*TASK OBJECTIVE*
How many lines hold the string "address"? Give only the number.

*RECORDS FOR THE TASK*
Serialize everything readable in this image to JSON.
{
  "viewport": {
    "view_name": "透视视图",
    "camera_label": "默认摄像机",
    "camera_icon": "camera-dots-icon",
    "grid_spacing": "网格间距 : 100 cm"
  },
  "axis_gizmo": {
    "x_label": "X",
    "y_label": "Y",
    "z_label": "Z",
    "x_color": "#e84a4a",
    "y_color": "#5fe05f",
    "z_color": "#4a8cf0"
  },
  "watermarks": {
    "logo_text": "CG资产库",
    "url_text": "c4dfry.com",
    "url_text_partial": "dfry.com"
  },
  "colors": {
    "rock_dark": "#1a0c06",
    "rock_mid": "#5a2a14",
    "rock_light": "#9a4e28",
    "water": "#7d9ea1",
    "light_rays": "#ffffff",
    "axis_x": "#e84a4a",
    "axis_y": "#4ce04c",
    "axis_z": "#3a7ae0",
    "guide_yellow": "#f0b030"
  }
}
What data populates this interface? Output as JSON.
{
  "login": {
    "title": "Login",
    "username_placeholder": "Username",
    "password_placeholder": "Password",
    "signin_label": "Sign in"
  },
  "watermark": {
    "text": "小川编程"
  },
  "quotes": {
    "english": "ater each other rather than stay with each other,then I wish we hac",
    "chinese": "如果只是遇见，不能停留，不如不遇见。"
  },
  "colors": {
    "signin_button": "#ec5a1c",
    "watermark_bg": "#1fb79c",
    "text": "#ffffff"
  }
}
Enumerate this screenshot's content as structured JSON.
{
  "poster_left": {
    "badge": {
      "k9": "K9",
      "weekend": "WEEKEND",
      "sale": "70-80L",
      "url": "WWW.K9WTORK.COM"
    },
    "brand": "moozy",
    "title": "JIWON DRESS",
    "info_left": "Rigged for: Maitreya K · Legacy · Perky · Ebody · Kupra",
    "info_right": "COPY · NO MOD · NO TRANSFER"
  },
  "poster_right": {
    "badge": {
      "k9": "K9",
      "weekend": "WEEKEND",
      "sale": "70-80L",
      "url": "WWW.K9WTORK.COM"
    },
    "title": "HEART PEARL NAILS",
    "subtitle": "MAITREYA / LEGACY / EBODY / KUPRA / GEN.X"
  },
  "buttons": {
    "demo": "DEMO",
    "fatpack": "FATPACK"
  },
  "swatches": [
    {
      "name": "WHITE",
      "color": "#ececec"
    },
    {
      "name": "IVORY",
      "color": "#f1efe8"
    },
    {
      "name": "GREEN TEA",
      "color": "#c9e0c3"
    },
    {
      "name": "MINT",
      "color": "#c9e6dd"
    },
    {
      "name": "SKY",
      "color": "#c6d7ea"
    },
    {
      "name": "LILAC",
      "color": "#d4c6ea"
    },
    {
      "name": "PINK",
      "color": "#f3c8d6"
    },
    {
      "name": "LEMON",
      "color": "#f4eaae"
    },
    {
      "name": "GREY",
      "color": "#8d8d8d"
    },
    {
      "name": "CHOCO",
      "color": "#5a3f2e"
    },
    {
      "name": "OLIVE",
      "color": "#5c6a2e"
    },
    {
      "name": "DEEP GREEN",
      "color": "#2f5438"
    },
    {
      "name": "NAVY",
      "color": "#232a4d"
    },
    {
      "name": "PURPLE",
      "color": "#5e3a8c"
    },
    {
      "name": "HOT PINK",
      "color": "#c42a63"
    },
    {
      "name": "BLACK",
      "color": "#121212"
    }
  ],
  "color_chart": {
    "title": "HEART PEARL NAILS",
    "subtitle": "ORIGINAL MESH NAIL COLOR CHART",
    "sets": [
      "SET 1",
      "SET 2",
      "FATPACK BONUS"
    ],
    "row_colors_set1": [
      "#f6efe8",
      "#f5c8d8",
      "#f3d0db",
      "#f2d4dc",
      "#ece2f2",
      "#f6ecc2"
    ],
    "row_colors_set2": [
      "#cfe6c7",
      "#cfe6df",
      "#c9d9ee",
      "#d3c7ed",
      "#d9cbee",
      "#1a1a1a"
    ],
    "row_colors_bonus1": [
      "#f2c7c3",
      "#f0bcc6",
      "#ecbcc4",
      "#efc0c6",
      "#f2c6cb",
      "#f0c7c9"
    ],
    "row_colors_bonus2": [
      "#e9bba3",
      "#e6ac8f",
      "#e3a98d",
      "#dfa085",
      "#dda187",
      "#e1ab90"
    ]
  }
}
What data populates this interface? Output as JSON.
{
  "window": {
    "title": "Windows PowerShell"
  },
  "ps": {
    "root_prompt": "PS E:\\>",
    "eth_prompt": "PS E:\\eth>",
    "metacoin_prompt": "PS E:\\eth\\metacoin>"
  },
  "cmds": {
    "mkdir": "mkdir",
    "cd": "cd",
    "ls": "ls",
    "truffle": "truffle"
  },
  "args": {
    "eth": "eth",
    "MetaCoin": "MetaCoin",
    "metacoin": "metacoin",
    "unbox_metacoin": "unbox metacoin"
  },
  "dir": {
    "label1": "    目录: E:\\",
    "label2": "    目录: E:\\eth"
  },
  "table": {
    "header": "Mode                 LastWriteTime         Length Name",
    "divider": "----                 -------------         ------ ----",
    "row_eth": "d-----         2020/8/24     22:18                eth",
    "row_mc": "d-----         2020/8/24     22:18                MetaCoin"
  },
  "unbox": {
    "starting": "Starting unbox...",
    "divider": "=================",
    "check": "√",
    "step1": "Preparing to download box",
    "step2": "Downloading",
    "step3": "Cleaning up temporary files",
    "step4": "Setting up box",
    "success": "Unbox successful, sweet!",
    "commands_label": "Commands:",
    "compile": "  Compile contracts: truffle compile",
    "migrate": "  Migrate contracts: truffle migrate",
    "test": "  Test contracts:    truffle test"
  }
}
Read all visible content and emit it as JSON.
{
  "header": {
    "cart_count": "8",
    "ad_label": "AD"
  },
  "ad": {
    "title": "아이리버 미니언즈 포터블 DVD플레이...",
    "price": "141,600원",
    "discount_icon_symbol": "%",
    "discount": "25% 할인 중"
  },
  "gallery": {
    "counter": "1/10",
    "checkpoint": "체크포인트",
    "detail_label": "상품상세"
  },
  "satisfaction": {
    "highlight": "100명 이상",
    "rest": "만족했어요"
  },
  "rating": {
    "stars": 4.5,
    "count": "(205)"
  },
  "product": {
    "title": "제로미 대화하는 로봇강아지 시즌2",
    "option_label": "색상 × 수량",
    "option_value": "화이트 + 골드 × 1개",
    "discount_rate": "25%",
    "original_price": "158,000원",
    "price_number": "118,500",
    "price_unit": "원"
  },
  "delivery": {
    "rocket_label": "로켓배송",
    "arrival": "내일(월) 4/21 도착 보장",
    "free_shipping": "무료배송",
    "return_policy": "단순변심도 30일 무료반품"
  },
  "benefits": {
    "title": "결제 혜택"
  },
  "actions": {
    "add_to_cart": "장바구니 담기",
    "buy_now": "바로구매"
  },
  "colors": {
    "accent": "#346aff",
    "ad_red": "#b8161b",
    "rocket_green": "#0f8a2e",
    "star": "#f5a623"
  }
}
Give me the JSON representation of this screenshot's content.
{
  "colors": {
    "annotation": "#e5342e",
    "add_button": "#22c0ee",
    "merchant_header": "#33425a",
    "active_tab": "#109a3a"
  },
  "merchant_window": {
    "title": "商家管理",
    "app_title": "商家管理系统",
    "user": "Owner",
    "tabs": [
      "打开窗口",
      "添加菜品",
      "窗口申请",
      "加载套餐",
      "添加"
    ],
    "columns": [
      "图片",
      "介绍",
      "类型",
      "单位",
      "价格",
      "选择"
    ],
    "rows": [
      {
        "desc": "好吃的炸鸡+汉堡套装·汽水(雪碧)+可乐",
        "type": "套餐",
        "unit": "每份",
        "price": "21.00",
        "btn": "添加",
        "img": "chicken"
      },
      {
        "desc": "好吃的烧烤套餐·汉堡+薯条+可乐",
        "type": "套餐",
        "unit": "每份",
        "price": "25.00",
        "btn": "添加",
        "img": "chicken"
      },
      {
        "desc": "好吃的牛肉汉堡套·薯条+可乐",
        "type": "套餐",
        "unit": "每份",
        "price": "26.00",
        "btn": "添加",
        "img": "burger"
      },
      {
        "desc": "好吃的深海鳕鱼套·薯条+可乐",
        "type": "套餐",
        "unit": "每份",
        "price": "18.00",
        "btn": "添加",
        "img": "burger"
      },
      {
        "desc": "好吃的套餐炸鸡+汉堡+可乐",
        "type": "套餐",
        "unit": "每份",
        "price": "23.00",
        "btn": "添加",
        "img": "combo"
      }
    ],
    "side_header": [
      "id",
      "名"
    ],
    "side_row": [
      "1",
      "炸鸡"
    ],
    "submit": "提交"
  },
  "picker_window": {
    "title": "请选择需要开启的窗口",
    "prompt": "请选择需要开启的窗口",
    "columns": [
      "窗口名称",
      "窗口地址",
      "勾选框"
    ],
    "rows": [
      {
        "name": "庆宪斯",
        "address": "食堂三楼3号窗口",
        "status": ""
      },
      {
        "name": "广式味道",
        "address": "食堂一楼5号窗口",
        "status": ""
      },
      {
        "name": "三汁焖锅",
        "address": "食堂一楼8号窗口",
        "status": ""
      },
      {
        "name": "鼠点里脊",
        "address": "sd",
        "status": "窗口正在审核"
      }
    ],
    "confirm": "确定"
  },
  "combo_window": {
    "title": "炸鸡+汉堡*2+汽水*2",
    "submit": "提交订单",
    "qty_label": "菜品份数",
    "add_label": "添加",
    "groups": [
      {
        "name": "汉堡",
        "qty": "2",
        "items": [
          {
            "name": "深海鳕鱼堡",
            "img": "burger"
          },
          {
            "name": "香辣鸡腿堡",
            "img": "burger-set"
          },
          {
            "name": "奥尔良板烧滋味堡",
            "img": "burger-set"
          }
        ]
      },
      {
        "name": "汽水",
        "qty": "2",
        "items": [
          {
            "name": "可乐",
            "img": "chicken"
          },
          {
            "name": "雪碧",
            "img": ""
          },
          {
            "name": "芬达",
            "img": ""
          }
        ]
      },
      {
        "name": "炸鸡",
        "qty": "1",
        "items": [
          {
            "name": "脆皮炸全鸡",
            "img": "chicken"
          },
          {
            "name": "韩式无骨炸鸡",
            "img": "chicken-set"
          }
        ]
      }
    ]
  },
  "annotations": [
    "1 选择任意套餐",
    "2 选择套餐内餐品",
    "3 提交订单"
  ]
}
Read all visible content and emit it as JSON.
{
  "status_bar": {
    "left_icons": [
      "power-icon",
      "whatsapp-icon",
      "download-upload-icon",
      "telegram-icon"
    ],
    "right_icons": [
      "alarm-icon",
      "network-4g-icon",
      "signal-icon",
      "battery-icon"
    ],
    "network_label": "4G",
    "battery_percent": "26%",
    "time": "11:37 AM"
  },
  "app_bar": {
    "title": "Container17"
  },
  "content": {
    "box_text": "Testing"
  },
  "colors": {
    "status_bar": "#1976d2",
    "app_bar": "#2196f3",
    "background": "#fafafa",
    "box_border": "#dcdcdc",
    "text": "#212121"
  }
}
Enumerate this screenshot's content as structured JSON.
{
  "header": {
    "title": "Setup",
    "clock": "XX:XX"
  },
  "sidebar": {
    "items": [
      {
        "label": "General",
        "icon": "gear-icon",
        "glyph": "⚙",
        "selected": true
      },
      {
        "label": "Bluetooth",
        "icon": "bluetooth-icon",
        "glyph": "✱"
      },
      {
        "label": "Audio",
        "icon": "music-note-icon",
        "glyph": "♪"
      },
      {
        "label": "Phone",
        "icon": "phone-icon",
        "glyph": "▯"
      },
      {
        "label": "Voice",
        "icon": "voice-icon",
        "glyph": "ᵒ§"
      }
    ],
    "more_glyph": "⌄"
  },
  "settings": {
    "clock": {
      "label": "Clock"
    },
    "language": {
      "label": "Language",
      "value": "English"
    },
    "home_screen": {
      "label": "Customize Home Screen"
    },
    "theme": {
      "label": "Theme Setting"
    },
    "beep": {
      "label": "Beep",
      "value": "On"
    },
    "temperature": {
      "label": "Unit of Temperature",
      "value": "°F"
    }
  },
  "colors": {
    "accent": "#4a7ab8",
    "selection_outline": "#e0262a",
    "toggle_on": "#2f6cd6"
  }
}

*RESPONSE*
4